**Set exercise**: Select all lines with the string "concerned" in them, and copy those lines.

··· Given information

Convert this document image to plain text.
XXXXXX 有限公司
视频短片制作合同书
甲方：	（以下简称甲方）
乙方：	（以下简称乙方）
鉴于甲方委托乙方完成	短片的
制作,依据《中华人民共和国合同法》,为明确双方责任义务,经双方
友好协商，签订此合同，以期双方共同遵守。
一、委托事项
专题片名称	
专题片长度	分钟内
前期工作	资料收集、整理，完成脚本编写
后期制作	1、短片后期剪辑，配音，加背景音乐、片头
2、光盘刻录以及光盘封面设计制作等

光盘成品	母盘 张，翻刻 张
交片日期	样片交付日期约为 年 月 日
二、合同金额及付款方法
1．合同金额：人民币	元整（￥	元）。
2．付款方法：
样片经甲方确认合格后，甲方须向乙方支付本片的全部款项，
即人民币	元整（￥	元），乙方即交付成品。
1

······
··· Given information

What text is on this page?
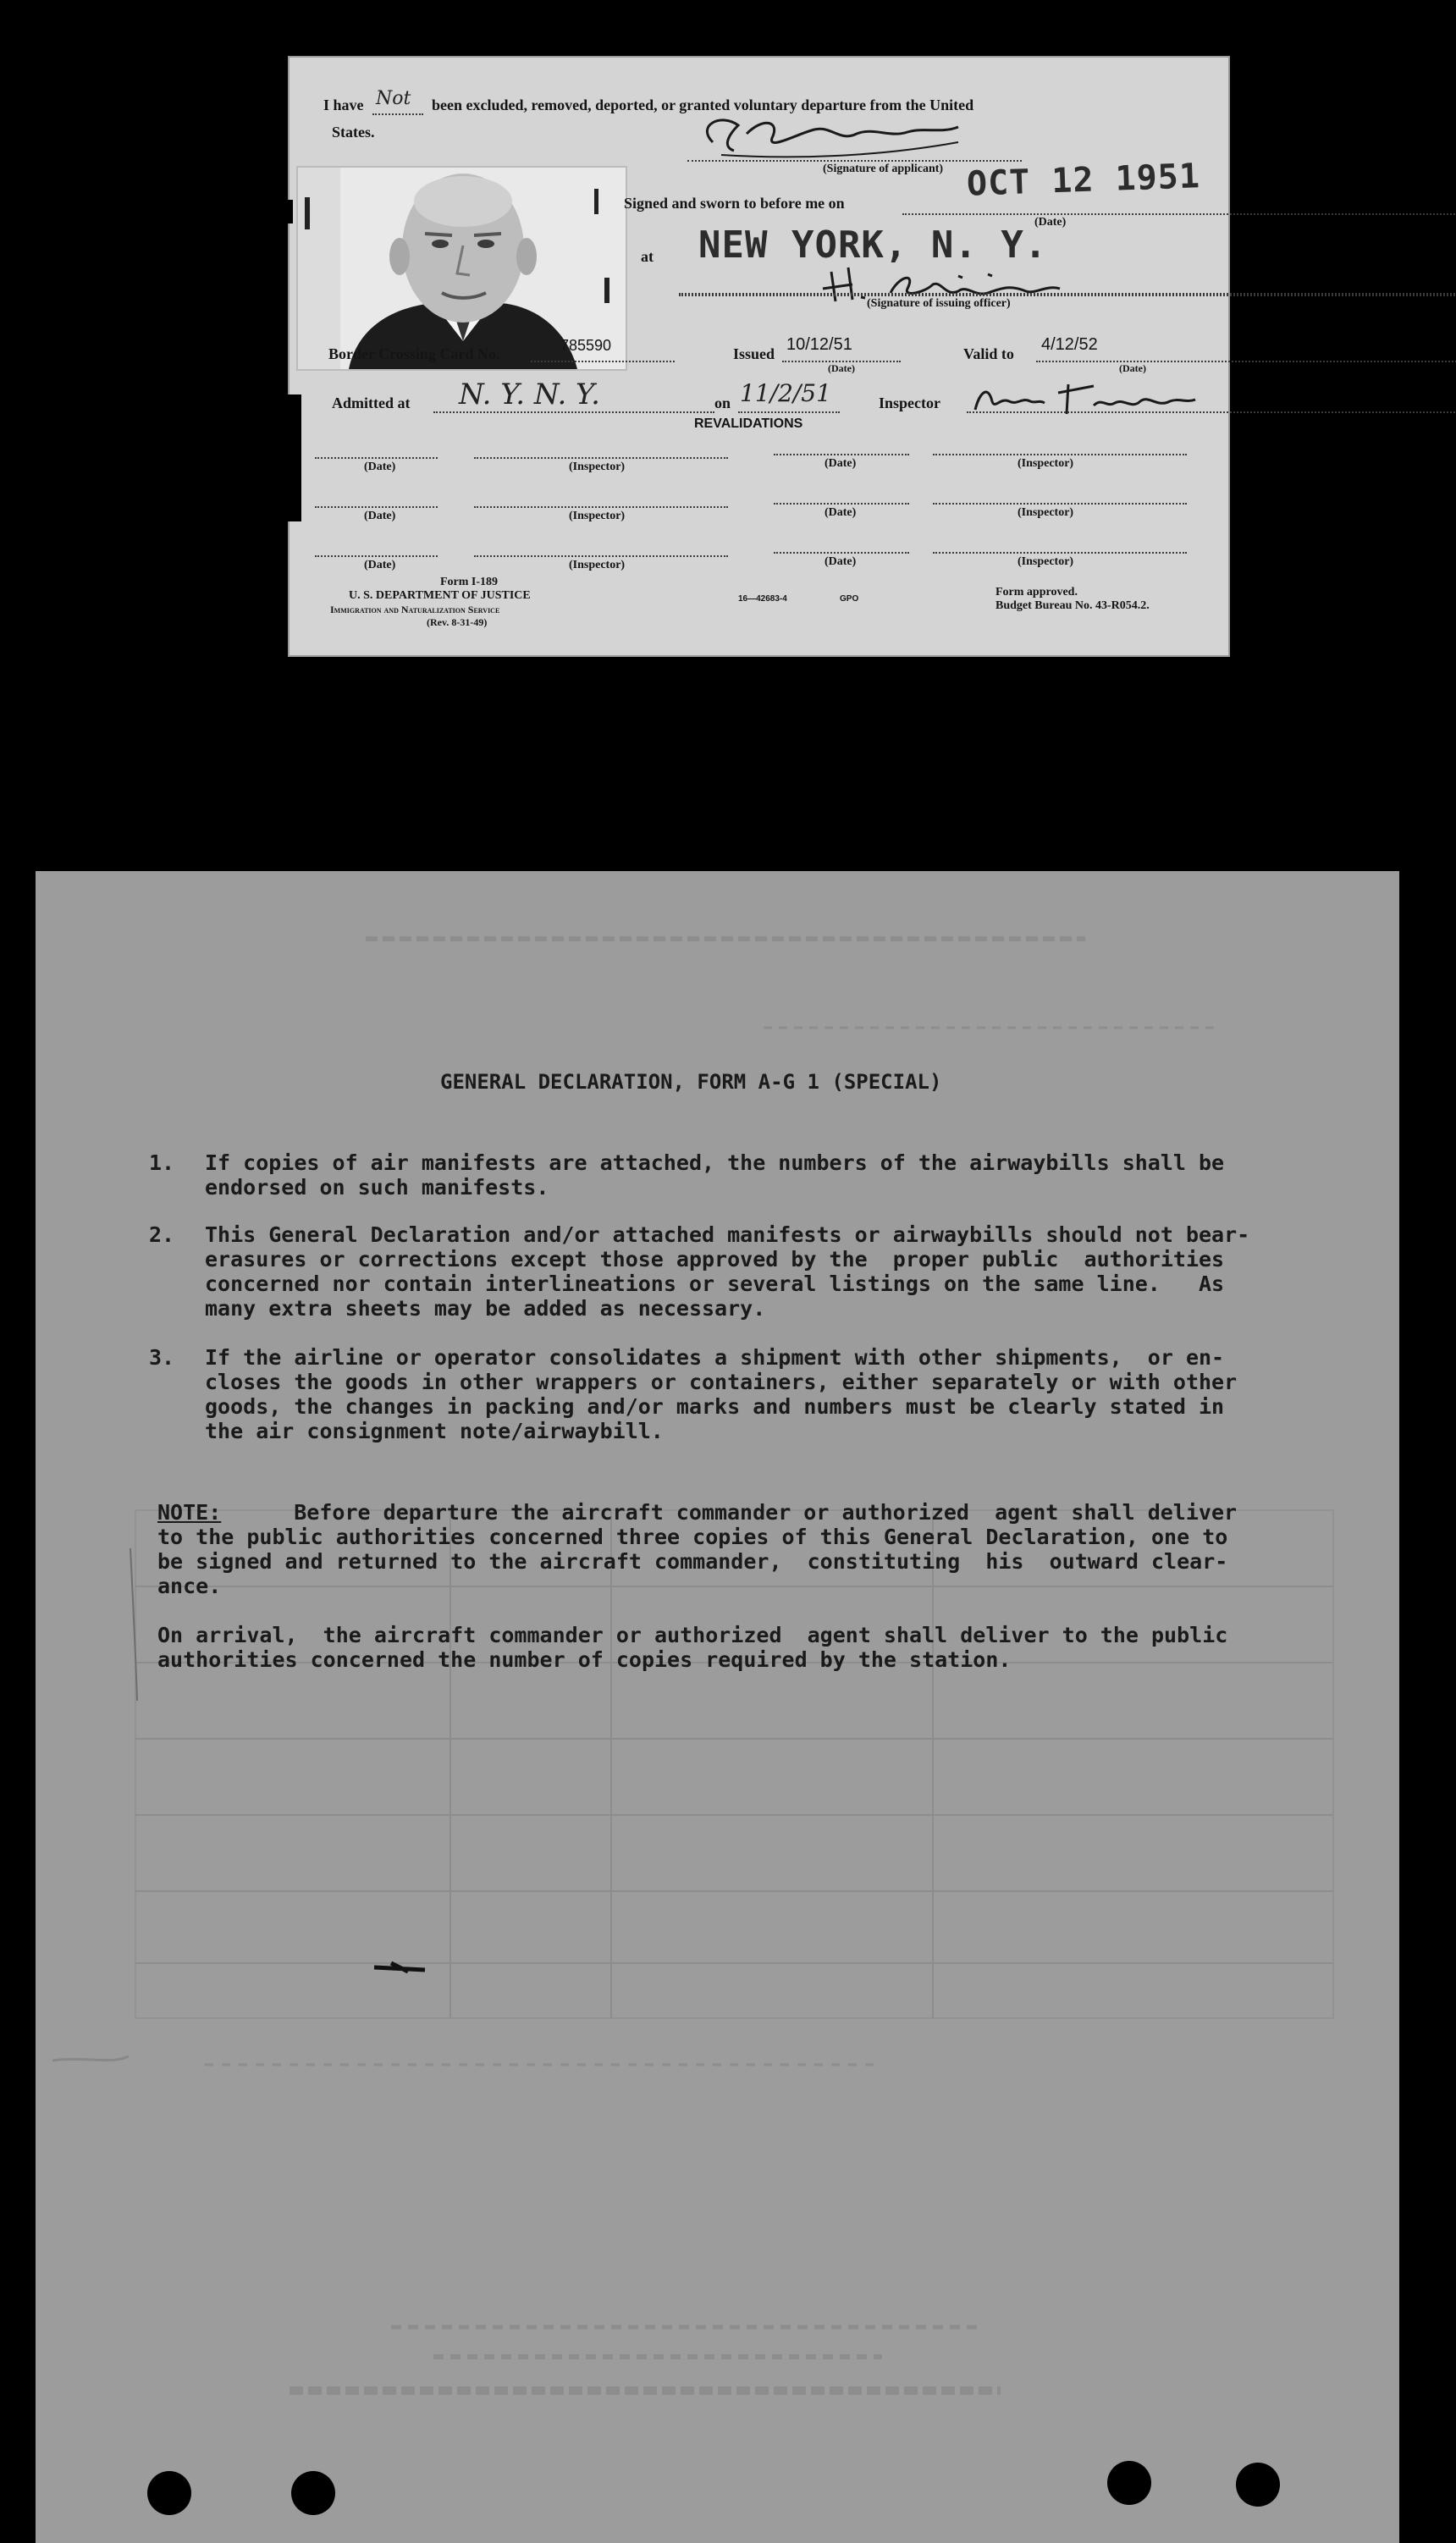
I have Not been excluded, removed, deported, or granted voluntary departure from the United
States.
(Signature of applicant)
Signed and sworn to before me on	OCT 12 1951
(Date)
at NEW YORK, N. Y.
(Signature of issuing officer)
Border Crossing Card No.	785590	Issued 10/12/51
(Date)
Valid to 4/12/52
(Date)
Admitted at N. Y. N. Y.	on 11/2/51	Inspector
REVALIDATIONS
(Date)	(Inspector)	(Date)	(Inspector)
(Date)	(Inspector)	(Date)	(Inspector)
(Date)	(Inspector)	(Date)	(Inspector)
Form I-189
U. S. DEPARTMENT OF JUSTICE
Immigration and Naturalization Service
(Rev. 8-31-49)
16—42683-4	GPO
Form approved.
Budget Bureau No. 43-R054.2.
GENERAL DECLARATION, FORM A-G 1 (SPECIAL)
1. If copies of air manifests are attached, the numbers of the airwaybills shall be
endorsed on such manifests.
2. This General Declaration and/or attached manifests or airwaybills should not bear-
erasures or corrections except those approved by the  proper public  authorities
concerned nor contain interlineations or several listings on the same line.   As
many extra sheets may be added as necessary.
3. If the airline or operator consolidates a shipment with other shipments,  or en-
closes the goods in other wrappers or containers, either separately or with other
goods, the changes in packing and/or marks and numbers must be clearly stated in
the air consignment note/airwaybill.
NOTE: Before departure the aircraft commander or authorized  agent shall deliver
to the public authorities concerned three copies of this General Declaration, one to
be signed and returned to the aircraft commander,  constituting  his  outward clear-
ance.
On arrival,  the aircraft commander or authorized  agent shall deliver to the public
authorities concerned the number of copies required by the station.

······

**Exercise output**:
concerned nor contain interlineations or several listings on the same line.   As
to the public authorities concerned three copies of this General Declaration, one to
authorities concerned the number of copies required by the station.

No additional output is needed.